Directions
In the records below, pick out all lines containing the word "Amposta".

Records for the task
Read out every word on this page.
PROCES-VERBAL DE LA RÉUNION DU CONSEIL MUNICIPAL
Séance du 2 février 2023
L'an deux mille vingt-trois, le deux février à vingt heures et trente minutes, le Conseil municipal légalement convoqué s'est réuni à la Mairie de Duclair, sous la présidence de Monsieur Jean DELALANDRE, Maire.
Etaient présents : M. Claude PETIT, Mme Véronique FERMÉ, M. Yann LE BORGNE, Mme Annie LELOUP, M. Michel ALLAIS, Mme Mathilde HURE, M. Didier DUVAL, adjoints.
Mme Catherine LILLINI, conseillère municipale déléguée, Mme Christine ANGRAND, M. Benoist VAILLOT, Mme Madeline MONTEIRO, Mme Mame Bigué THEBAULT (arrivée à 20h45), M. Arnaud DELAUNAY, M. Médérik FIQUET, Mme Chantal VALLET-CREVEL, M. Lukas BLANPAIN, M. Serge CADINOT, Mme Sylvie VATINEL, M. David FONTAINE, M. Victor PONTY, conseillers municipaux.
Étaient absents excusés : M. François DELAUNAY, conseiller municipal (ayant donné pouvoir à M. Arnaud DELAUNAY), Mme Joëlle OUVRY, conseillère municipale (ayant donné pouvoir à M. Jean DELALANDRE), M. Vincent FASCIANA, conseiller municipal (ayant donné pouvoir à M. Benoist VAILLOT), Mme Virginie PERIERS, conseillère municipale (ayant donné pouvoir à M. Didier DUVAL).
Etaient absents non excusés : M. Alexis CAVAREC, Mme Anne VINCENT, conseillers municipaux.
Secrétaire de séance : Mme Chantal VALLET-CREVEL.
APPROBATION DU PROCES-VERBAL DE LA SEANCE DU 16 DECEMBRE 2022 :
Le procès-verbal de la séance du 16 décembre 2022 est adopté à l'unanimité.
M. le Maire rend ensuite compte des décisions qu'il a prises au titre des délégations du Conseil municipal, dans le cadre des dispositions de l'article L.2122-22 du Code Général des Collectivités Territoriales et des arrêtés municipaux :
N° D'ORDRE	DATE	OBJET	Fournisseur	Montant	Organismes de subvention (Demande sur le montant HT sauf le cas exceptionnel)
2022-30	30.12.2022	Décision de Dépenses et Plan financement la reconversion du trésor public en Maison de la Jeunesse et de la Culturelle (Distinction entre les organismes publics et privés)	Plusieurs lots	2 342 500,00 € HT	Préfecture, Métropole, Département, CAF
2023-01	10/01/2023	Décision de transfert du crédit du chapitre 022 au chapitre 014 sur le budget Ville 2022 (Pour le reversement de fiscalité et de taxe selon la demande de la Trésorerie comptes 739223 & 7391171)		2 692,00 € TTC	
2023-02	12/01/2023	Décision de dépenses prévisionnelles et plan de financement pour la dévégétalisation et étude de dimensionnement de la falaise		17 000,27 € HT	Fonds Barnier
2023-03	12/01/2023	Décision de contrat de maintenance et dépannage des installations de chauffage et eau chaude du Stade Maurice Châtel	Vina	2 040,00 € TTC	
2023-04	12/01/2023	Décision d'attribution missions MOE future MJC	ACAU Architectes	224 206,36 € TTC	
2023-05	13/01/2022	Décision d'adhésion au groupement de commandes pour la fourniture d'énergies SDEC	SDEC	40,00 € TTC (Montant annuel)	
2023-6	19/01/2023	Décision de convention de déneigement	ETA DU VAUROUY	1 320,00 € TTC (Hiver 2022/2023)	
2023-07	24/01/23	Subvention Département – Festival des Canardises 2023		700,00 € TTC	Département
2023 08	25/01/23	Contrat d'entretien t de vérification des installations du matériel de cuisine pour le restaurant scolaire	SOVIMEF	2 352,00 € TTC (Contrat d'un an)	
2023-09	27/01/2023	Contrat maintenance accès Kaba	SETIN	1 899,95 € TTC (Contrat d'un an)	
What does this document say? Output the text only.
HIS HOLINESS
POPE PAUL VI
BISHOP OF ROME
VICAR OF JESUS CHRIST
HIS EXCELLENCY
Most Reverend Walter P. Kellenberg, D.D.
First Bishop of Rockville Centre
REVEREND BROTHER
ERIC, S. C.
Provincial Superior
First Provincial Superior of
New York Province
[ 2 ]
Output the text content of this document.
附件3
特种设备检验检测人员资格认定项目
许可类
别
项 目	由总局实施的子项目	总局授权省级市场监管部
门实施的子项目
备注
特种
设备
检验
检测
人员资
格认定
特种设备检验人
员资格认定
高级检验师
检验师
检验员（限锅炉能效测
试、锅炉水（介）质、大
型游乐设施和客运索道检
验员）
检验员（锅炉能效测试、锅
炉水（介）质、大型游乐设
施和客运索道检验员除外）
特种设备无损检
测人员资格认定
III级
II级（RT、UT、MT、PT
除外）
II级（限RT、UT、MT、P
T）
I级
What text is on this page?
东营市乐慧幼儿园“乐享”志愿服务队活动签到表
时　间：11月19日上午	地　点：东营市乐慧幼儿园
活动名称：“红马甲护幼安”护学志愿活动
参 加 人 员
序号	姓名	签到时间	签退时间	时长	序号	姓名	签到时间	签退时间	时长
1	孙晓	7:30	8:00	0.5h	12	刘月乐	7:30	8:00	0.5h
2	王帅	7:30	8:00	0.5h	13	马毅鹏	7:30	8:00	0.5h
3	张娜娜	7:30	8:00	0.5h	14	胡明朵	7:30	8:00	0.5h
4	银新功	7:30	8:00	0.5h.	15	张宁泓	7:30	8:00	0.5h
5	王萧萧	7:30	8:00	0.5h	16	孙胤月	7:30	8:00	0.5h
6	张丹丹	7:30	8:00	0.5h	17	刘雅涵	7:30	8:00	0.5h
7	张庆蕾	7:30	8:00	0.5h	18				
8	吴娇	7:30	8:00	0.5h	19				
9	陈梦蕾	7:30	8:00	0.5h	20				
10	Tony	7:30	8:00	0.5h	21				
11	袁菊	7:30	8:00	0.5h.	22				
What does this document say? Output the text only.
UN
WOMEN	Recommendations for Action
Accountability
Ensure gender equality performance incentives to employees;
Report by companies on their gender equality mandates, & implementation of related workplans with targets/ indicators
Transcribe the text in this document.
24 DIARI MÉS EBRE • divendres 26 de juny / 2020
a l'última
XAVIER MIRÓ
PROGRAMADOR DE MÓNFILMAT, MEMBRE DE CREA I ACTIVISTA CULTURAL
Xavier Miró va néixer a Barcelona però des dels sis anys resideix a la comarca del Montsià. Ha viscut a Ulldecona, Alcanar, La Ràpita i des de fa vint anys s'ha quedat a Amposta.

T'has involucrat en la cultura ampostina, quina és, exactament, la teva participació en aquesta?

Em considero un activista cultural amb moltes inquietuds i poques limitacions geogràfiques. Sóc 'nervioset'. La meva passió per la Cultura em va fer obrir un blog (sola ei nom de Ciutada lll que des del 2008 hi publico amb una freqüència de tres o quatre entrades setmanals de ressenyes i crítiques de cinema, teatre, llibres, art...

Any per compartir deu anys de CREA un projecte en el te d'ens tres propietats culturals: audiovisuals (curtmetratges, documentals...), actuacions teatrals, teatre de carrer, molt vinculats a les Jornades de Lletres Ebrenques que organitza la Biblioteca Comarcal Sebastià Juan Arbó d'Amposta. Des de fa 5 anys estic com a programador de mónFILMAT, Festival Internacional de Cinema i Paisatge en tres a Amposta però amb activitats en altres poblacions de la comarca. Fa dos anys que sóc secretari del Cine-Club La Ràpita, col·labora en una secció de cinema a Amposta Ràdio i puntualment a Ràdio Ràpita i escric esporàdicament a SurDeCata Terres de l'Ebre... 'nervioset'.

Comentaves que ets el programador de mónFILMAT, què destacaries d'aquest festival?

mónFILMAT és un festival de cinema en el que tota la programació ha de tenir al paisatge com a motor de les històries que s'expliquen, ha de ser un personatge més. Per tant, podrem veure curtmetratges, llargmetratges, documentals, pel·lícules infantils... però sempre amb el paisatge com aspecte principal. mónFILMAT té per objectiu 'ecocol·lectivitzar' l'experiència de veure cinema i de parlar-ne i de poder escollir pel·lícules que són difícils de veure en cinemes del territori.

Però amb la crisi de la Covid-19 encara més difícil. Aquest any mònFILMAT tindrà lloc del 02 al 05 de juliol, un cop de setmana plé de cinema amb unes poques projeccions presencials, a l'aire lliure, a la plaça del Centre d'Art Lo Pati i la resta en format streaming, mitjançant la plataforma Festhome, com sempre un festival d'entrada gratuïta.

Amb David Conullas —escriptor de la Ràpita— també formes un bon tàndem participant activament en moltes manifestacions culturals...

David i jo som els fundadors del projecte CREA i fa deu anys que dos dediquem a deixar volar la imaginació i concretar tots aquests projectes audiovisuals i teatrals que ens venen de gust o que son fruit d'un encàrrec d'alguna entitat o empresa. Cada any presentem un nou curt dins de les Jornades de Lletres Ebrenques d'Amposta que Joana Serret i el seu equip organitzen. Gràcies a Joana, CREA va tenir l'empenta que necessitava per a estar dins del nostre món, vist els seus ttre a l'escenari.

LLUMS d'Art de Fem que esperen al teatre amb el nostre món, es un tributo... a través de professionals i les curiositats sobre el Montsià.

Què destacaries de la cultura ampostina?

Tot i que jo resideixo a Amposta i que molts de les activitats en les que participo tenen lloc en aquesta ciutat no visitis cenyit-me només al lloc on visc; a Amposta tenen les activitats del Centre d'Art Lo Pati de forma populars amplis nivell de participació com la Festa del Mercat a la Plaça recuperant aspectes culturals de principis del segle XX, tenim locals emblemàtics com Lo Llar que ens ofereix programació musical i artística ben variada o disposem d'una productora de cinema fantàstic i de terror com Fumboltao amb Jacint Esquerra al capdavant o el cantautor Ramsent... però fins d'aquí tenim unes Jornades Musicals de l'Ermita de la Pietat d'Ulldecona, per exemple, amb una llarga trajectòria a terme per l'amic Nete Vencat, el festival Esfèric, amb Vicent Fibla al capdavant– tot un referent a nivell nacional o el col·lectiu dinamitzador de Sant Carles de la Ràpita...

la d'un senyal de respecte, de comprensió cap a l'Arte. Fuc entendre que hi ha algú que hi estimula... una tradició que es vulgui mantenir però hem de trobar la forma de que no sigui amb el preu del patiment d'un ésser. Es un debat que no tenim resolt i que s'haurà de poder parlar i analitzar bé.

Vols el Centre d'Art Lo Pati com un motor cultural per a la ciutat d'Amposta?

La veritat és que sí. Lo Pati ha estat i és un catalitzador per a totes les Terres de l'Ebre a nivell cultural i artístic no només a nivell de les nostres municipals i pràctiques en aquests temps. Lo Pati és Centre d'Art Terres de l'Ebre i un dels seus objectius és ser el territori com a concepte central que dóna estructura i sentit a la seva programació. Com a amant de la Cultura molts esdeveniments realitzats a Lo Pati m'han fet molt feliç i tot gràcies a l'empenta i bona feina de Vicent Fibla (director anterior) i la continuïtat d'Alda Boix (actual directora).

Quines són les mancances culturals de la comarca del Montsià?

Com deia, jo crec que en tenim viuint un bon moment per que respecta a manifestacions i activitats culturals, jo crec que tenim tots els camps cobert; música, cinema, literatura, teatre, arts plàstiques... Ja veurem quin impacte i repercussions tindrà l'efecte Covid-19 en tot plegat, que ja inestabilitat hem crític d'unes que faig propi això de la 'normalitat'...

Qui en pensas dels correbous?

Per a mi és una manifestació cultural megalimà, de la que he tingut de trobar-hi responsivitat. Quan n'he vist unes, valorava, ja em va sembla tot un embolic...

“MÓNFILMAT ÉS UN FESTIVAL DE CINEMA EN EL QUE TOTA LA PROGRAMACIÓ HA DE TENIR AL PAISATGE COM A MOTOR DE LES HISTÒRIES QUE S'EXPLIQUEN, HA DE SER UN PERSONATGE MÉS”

Task response
Xavier Miró va néixer a Barcelona però des dels sis anys resideix a la comarca del Montsià. Ha viscut a Ulldecona, Alcanar, La Ràpita i des de fa vint anys s'ha quedat a Amposta.
Any per compartir deu anys de CREA un projecte en el te d'ens tres propietats culturals: audiovisuals (curtmetratges, documentals...), actuacions teatrals, teatre de carrer, molt vinculats a les Jornades de Lletres Ebrenques que organitza la Biblioteca Comarcal Sebastià Juan Arbó d'Amposta. Des de fa 5 anys estic com a programador de mónFILMAT, Festival Internacional de Cinema i Paisatge en tres a Amposta però amb activitats en altres poblacions de la comarca. Fa dos anys que sóc secretari del Cine-Club La Ràpita, col·labora en una secció de cinema a Amposta Ràdio i puntualment a Ràdio Ràpita i escric esporàdicament a SurDeCata Terres de l'Ebre... 'nervioset'.
David i jo som els fundadors del projecte CREA i fa deu anys que dos dediquem a deixar volar la imaginació i concretar tots aquests projectes audiovisuals i teatrals que ens venen de gust o que son fruit d'un encàrrec d'alguna entitat o empresa. Cada any presentem un nou curt dins de les Jornades de Lletres Ebrenques d'Amposta que Joana Serret i el seu equip organitzen. Gràcies a Joana, CREA va tenir l'empenta que necessitava per a estar dins del nostre món, vist els seus ttre a l'escenari.
Tot i que jo resideixo a Amposta i que molts de les activitats en les que participo tenen lloc en aquesta ciutat no visitis cenyit-me només al lloc on visc; a Amposta tenen les activitats del Centre d'Art Lo Pati de forma populars amplis nivell de participació com la Festa del Mercat a la Plaça recuperant aspectes culturals de principis del segle XX, tenim locals emblemàtics com Lo Llar que ens ofereix programació musical i artística ben variada o disposem d'una productora de cinema fantàstic i de terror com Fumboltao amb Jacint Esquerra al capdavant o el cantautor Ramsent... però fins d'aquí tenim unes Jornades Musicals de l'Ermita de la Pietat d'Ulldecona, per exemple, amb una llarga trajectòria a terme per l'amic Nete Vencat, el festival Esfèric, amb Vicent Fibla al capdavant– tot un referent a nivell nacional o el col·lectiu dinamitzador de Sant Carles de la Ràpita...
Vols el Centre d'Art Lo Pati com un motor cultural per a la ciutat d'Amposta?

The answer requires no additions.